### RAW DATA
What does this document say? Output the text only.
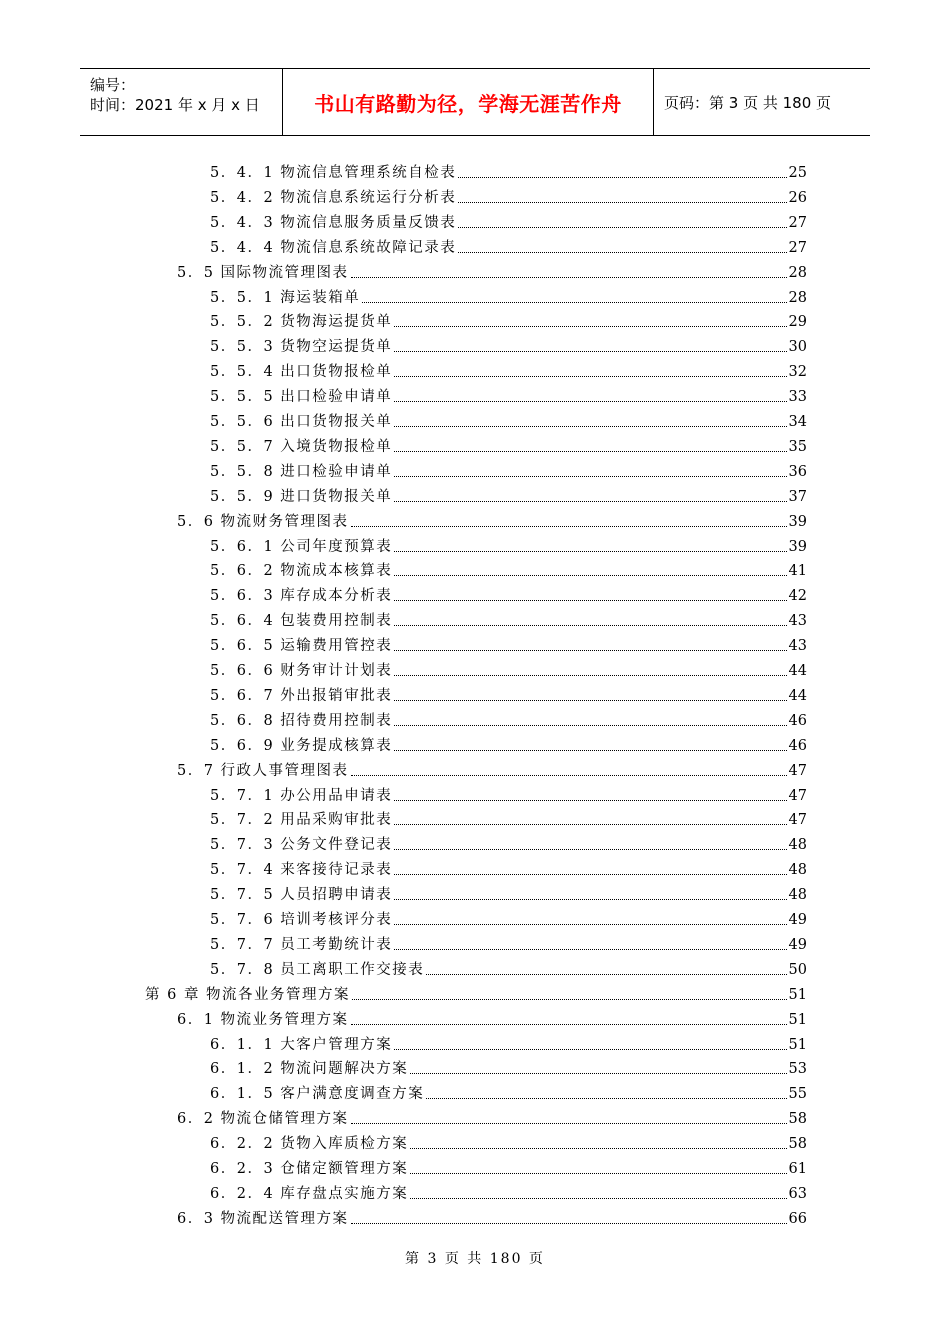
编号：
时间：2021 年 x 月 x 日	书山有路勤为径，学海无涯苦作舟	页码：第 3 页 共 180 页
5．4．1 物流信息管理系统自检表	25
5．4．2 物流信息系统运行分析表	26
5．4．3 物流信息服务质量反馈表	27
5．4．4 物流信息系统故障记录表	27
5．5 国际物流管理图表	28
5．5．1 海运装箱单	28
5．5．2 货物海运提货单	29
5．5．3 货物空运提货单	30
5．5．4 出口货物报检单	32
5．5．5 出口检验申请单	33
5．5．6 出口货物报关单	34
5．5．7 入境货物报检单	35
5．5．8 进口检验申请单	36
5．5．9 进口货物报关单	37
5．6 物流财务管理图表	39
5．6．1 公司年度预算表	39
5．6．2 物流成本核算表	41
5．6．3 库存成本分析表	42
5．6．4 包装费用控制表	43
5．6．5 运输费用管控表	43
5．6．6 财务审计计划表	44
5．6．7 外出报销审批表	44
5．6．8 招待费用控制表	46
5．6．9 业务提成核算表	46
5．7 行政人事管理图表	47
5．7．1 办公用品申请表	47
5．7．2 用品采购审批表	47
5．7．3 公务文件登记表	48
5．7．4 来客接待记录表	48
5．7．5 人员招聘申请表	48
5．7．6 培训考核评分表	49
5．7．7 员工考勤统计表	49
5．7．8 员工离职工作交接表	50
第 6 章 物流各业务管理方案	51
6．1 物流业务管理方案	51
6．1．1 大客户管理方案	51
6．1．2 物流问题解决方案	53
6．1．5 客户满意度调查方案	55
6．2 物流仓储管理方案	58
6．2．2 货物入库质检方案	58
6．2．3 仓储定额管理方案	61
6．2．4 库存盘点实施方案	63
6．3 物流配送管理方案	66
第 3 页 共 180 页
==
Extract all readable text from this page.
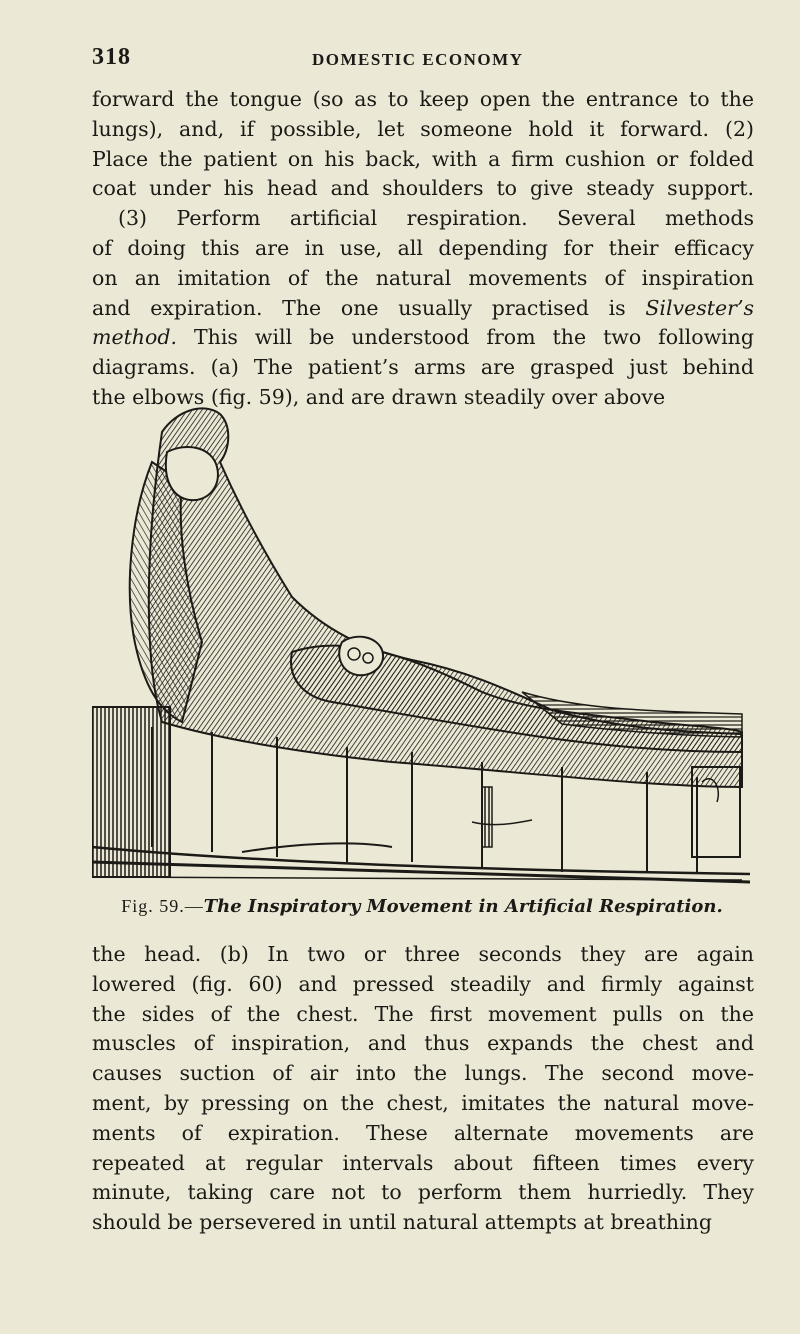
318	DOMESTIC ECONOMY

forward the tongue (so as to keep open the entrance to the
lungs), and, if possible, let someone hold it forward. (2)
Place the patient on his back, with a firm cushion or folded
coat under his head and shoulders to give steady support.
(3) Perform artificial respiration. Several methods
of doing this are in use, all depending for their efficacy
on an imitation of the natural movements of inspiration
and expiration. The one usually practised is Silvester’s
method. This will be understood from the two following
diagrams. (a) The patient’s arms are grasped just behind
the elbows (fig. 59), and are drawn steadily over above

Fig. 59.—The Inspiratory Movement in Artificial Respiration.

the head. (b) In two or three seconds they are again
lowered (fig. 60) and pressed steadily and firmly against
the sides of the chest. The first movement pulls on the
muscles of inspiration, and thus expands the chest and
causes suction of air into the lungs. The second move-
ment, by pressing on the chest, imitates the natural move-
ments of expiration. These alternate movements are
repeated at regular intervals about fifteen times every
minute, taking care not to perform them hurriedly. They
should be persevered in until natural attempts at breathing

### EXERCISE GOAL
Which lines include the word "steadily"? List them all.

### FINAL ANSWER
the elbows (fig. 59), and are drawn steadily over above
lowered (fig. 60) and pressed steadily and firmly against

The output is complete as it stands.